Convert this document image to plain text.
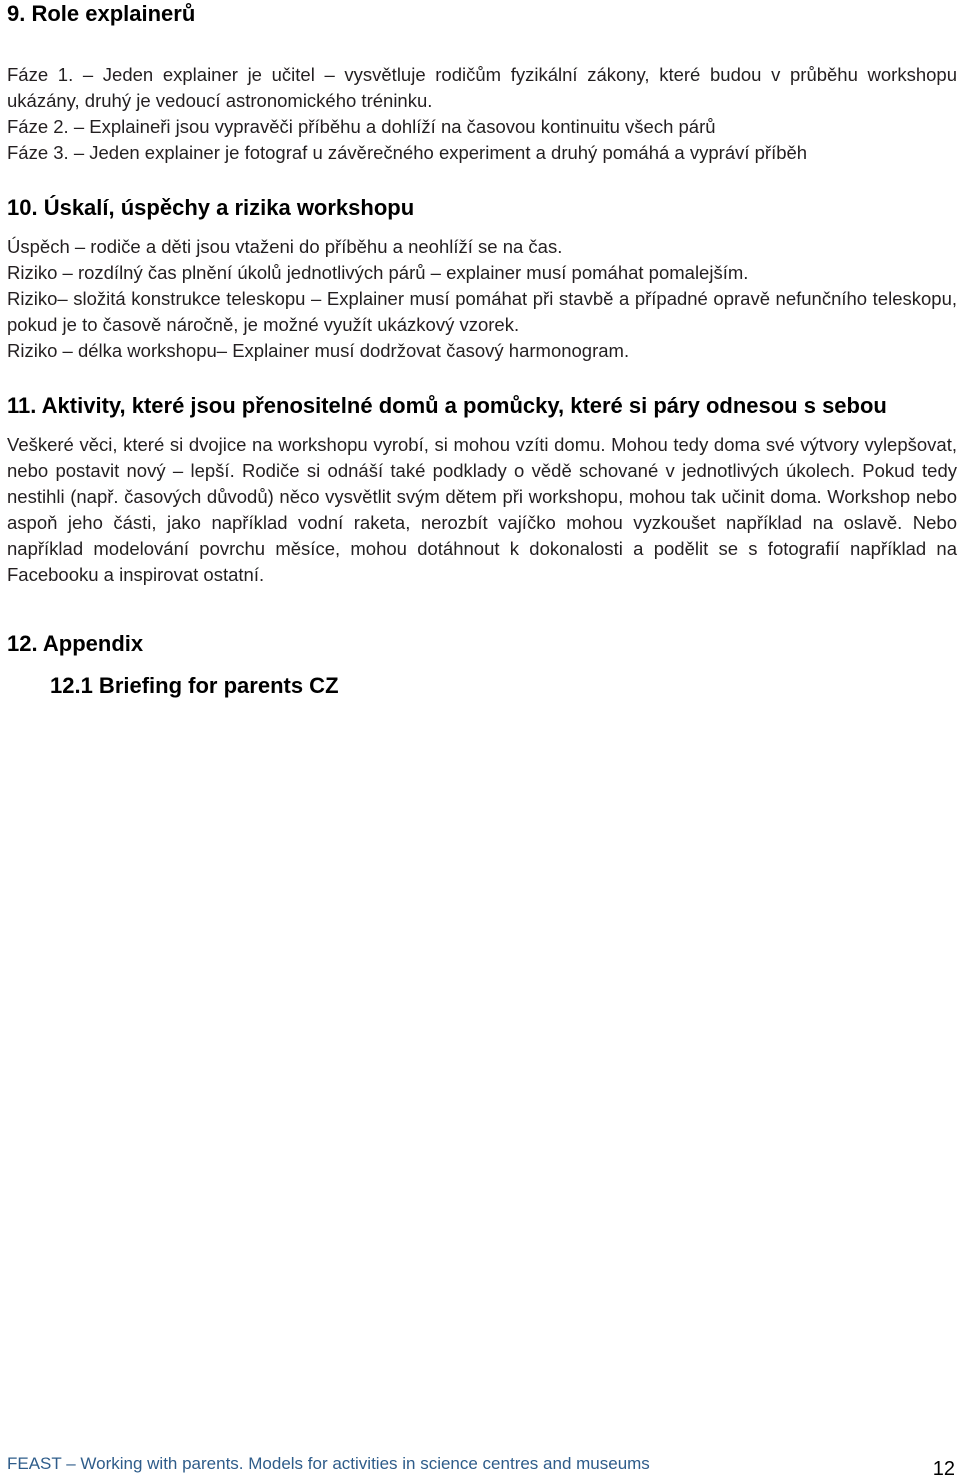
9. Role explainerů

Fáze 1. – Jeden explainer je učitel – vysvětluje rodičům fyzikální zákony, které budou v průběhu workshopu ukázány, druhý je vedoucí astronomického tréninku.

Fáze 2. – Explaineři jsou vypravěči příběhu a dohlíží na časovou kontinuitu všech párů

Fáze 3. – Jeden explainer je fotograf u závěrečného experiment a druhý pomáhá a vypráví příběh

10. Úskalí, úspěchy a rizika workshopu

Úspěch – rodiče a děti jsou vtaženi do příběhu a neohlíží se na čas.

Riziko – rozdílný čas plnění úkolů jednotlivých párů – explainer musí pomáhat pomalejším.

Riziko– složitá konstrukce teleskopu – Explainer musí pomáhat při stavbě a případné opravě nefunčního teleskopu, pokud je to časově náročně, je možné využít ukázkový vzorek.

Riziko – délka workshopu– Explainer musí dodržovat časový harmonogram.

11. Aktivity, které jsou přenositelné domů a pomůcky, které si páry odnesou s sebou

Veškeré věci, které si dvojice na workshopu vyrobí, si mohou vzíti domu. Mohou tedy doma své výtvory vylepšovat, nebo postavit nový – lepší. Rodiče si odnáší také podklady o vědě schované v jednotlivých úkolech. Pokud tedy nestihli (např. časových důvodů) něco vysvětlit svým dětem při workshopu, mohou tak učinit doma. Workshop nebo aspoň jeho části, jako například vodní raketa, nerozbít vajíčko mohou vyzkoušet například na oslavě. Nebo například modelování povrchu měsíce, mohou dotáhnout k dokonalosti a podělit se s fotografií například na Facebooku a inspirovat ostatní.

12. Appendix
12.1 Briefing for parents CZ
FEAST – Working with parents. Models for activities in science centres and museums	12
□ □ □
▸ Written exercise
Identify each line in the entries with the word "které" and copy it.

▸ In response
Fáze 1. – Jeden explainer je učitel – vysvětluje rodičům fyzikální zákony, které budou v průběhu workshopu ukázány, druhý je vedoucí astronomického tréninku.
11. Aktivity, které jsou přenositelné domů a pomůcky, které si páry odnesou s sebou
Veškeré věci, které si dvojice na workshopu vyrobí, si mohou vzíti domu. Mohou tedy doma své výtvory vylepšovat, nebo postavit nový – lepší. Rodiče si odnáší také podklady o vědě schované v jednotlivých úkolech. Pokud tedy nestihli (např. časových důvodů) něco vysvětlit svým dětem při workshopu, mohou tak učinit doma. Workshop nebo aspoň jeho části, jako například vodní raketa, nerozbít vajíčko mohou vyzkoušet například na oslavě. Nebo například modelování povrchu měsíce, mohou dotáhnout k dokonalosti a podělit se s fotografií například na Facebooku a inspirovat ostatní.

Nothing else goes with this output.